Records from a dataset:
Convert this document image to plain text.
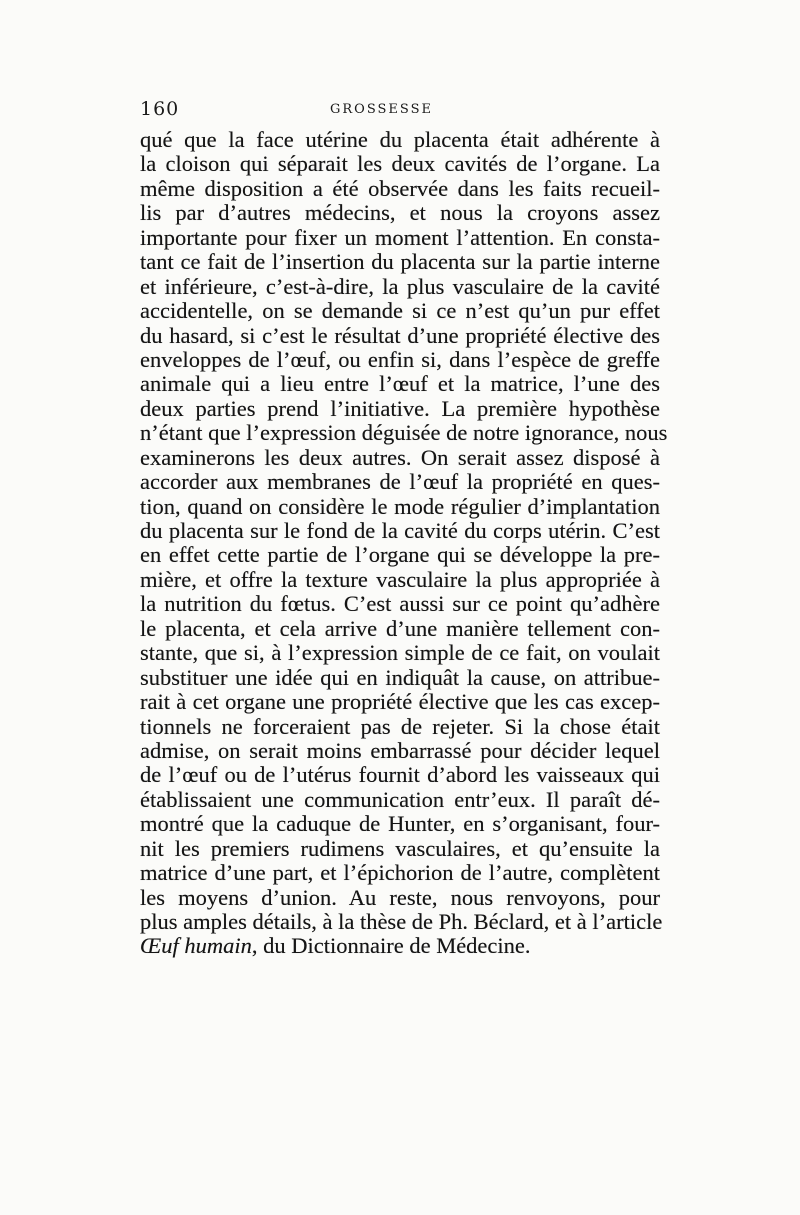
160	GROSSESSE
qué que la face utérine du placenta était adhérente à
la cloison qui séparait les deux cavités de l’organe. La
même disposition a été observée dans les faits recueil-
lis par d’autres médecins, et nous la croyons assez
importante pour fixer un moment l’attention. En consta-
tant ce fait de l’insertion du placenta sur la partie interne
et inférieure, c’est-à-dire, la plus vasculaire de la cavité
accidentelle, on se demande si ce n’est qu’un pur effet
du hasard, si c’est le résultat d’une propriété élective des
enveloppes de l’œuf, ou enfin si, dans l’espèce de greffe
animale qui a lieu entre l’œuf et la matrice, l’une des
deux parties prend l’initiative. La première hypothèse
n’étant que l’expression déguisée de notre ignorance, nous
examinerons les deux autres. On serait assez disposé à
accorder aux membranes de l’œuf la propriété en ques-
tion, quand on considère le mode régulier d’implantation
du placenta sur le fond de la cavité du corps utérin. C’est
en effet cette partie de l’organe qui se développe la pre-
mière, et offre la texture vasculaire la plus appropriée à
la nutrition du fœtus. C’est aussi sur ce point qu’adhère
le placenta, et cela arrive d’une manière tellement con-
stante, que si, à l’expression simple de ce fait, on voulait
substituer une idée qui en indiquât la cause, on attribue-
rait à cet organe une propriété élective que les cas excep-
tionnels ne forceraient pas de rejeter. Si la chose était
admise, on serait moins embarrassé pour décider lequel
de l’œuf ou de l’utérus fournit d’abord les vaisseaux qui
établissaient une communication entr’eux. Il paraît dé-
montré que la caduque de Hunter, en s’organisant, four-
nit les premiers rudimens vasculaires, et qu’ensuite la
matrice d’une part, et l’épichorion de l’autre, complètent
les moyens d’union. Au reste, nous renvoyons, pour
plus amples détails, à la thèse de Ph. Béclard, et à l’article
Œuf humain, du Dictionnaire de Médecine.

Aim:
Quote the preceding listing precisely and completely, omitting its images.

Solution for this task:
Convert this document image to plain text.
160	GROSSESSE
qué que la face utérine du placenta était adhérente à
la cloison qui séparait les deux cavités de l’organe. La
même disposition a été observée dans les faits recueil-
lis par d’autres médecins, et nous la croyons assez
importante pour fixer un moment l’attention. En consta-
tant ce fait de l’insertion du placenta sur la partie interne
et inférieure, c’est-à-dire, la plus vasculaire de la cavité
accidentelle, on se demande si ce n’est qu’un pur effet
du hasard, si c’est le résultat d’une propriété élective des
enveloppes de l’œuf, ou enfin si, dans l’espèce de greffe
animale qui a lieu entre l’œuf et la matrice, l’une des
deux parties prend l’initiative. La première hypothèse
n’étant que l’expression déguisée de notre ignorance, nous
examinerons les deux autres. On serait assez disposé à
accorder aux membranes de l’œuf la propriété en ques-
tion, quand on considère le mode régulier d’implantation
du placenta sur le fond de la cavité du corps utérin. C’est
en effet cette partie de l’organe qui se développe la pre-
mière, et offre la texture vasculaire la plus appropriée à
la nutrition du fœtus. C’est aussi sur ce point qu’adhère
le placenta, et cela arrive d’une manière tellement con-
stante, que si, à l’expression simple de ce fait, on voulait
substituer une idée qui en indiquât la cause, on attribue-
rait à cet organe une propriété élective que les cas excep-
tionnels ne forceraient pas de rejeter. Si la chose était
admise, on serait moins embarrassé pour décider lequel
de l’œuf ou de l’utérus fournit d’abord les vaisseaux qui
établissaient une communication entr’eux. Il paraît dé-
montré que la caduque de Hunter, en s’organisant, four-
nit les premiers rudimens vasculaires, et qu’ensuite la
matrice d’une part, et l’épichorion de l’autre, complètent
les moyens d’union. Au reste, nous renvoyons, pour
plus amples détails, à la thèse de Ph. Béclard, et à l’article
Œuf humain, du Dictionnaire de Médecine.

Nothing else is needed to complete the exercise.